* Start Given data *
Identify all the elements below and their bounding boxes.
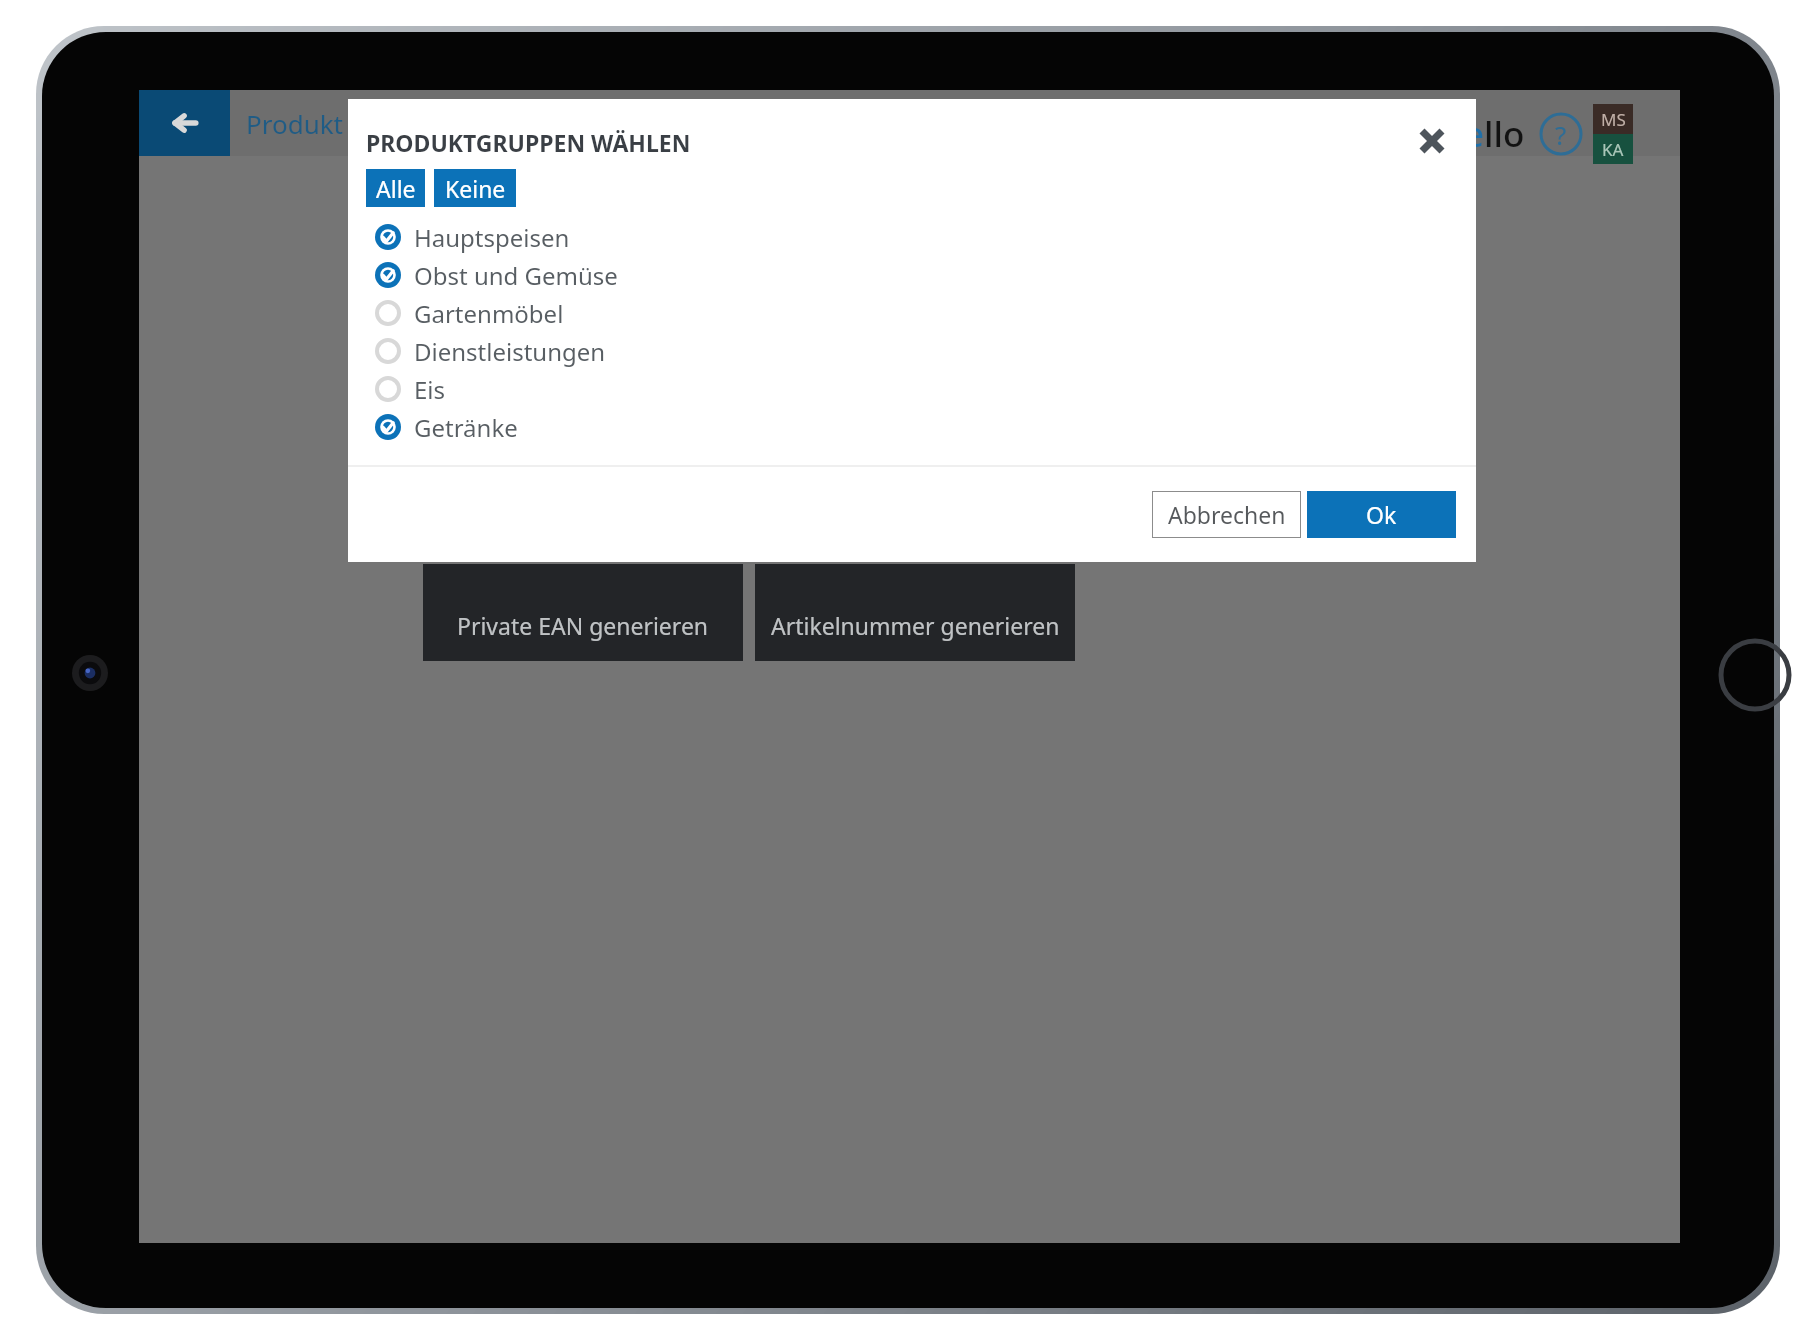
staticText: Ok [1366, 499, 1397, 530]
staticText: Gartenmöbel [414, 297, 564, 330]
staticText: Produkt Tools [246, 106, 414, 141]
button[interactable]: Hilfe [1539, 112, 1583, 156]
button[interactable]: Gartenmöbel [375, 294, 1503, 332]
button[interactable]: MS [1593, 104, 1633, 134]
staticText: Hauptspeisen [414, 221, 570, 254]
staticText: ? [1555, 117, 1567, 152]
button[interactable]: Eis [375, 370, 1503, 408]
button[interactable]: Schließen [1404, 113, 1460, 169]
staticText: KA [1602, 138, 1624, 161]
staticText: Dienstleistungen [414, 335, 606, 368]
button[interactable]: Alle [366, 169, 425, 207]
button[interactable]: Getränke [375, 408, 1503, 446]
button[interactable]: KA [1593, 134, 1633, 164]
staticText: PRODUKTGRUPPEN WÄHLEN [366, 127, 691, 158]
staticText: Keine [445, 173, 506, 204]
staticText: Getränke [414, 411, 518, 444]
staticText: MS [1601, 108, 1626, 131]
staticText: Obst und Gemüse [414, 259, 618, 292]
button[interactable]: Obst und Gemüse [375, 256, 1503, 294]
button[interactable]: Ok [1307, 491, 1456, 538]
staticText: Private EAN generieren [457, 610, 709, 641]
staticText: asello [1427, 110, 1525, 158]
button[interactable]: Abbrechen [1152, 491, 1301, 538]
staticText: Eis [414, 373, 446, 406]
button[interactable]: Keine [434, 169, 516, 207]
staticText: Abbrechen [1168, 499, 1286, 530]
button[interactable]: Hauptspeisen [375, 218, 1503, 256]
button[interactable]: Private EAN generieren [423, 564, 743, 661]
staticText: Artikelnummer generieren [771, 610, 1060, 641]
button[interactable]: Artikelnummer generieren [755, 564, 1075, 661]
button[interactable]: Dienstleistungen [375, 332, 1503, 370]
staticText: Alle [376, 173, 416, 204]
button[interactable]: Zurück [139, 90, 230, 156]
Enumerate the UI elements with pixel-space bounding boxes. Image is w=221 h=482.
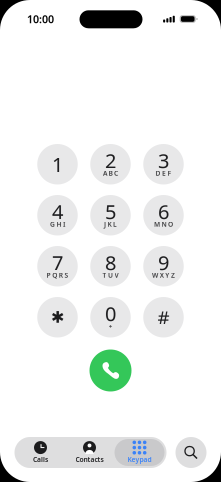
staticText: A [103,169,107,178]
staticText: Contacts [76,455,104,464]
staticText: Y [165,271,169,280]
staticText: N [162,220,166,228]
staticText: 3 [158,147,169,174]
staticText: Calls [33,455,48,464]
staticText: P [47,271,51,280]
button[interactable]: 1 [37,144,78,184]
button[interactable]: ✱ [37,297,78,338]
button[interactable]: Search [176,437,206,468]
staticText: W [152,271,158,280]
button[interactable]: 7 [37,246,78,286]
staticText: Q [52,271,57,280]
staticText: D [155,169,160,178]
button[interactable]: 3 [143,144,184,184]
staticText: K [108,220,112,228]
staticText: Z [171,271,175,280]
staticText: I [63,220,65,228]
staticText: ✱ [51,308,64,326]
staticText: + [108,322,112,330]
staticText: 9 [158,249,169,276]
staticText: X [160,271,164,280]
staticText: O [168,220,173,228]
staticText: 1 [52,151,63,178]
staticText: F [168,169,172,178]
staticText: M [154,220,160,228]
staticText: U [108,271,113,280]
button[interactable]: 5 [90,195,131,236]
staticText: 6 [158,198,169,225]
staticText: 2 [105,147,116,174]
button[interactable]: 2 [90,144,131,184]
button[interactable]: 9 [143,246,184,286]
staticText: 10:00 [27,12,54,26]
staticText: L [113,220,117,228]
staticText: # [158,305,170,330]
staticText: H [56,220,62,228]
staticText: T [102,271,106,280]
button[interactable]: # [143,297,184,338]
staticText: 8 [105,249,116,276]
staticText: 4 [52,198,63,225]
staticText: 0 [105,300,116,327]
staticText: 5 [105,198,116,225]
button[interactable]: 6 [143,195,184,236]
button[interactable]: Contacts [64,439,114,466]
staticText: Keypad [128,455,152,464]
staticText: C [114,169,118,178]
button[interactable]: 0 [90,297,131,338]
staticText: B [108,169,112,178]
staticText: G [50,220,55,228]
button[interactable]: Keypad [114,439,164,466]
button[interactable]: Calls [16,439,64,466]
staticText: E [162,169,166,178]
staticText: 7 [52,249,63,276]
button[interactable]: Call [90,350,132,392]
staticText: R [59,271,63,280]
staticText: J [104,220,106,228]
staticText: V [115,271,119,280]
button[interactable]: 4 [37,195,78,236]
button[interactable]: 8 [90,246,131,286]
staticText: S [64,271,68,280]
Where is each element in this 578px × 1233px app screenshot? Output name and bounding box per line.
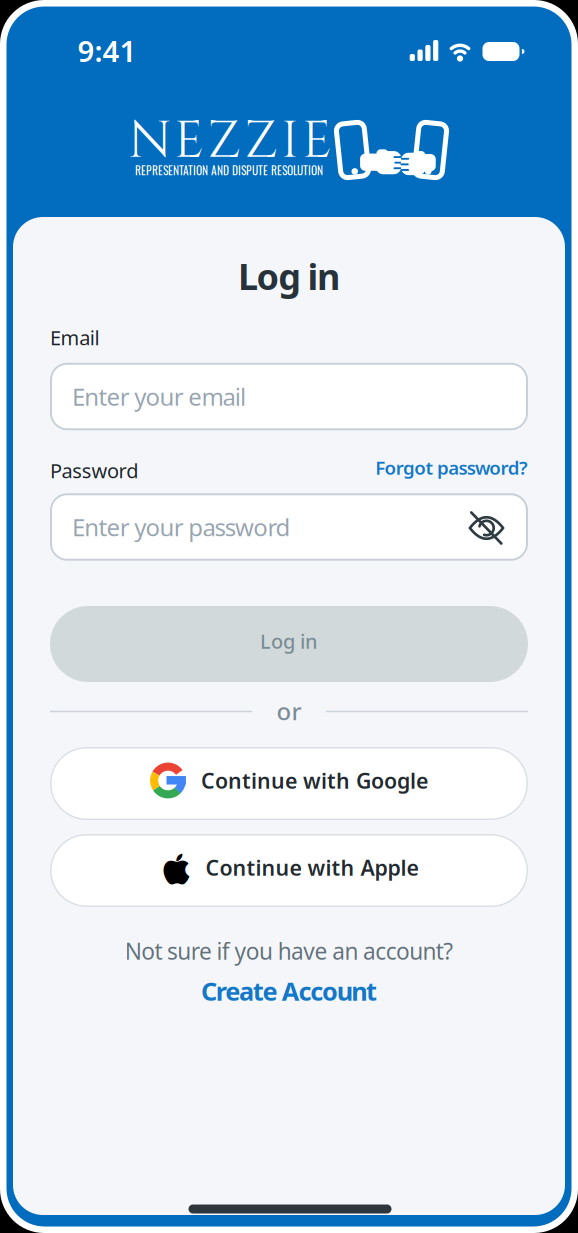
staticText: Continue with Google <box>201 766 428 795</box>
staticText: Create Account <box>201 974 377 1008</box>
staticText: Email <box>50 324 99 351</box>
staticText: Log in <box>260 628 318 654</box>
button[interactable]: Forgot password? <box>375 455 528 480</box>
button[interactable]: Log in <box>50 606 528 682</box>
staticText:  <box>164 854 190 887</box>
staticText: NEZZIE <box>128 106 332 176</box>
staticText: Not sure if you have an account? <box>125 936 453 966</box>
staticText: Enter your password <box>72 511 291 543</box>
staticText: Password <box>50 457 138 484</box>
button[interactable]: Create Account <box>201 974 377 1008</box>
staticText: or <box>276 695 302 727</box>
staticText: Enter your email <box>72 381 246 412</box>
staticText: Forgot password? <box>375 455 528 480</box>
button[interactable]:  <box>50 834 528 907</box>
button[interactable]: Continue with Google <box>50 747 528 820</box>
staticText: 9:41 <box>78 31 136 70</box>
button[interactable]: Show password <box>468 514 506 542</box>
staticText: Log in <box>238 252 340 300</box>
staticText: REPRESENTATION AND DISPUTE RESOLUTION <box>135 162 323 178</box>
staticText: Continue with Apple <box>206 853 418 882</box>
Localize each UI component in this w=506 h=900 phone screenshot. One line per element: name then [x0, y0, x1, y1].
* End Given data *
== Problem to work on ==
Copy every line of the listing above that contains the string "this". Case counts.

== Written answer ==
Where is each element in this 578px × 1233px app screenshot? Output name and bounding box per line.
Localize each UI component in this w=506 h=900 phone screenshot. One line per element: name then [x0, y0, x1, y1].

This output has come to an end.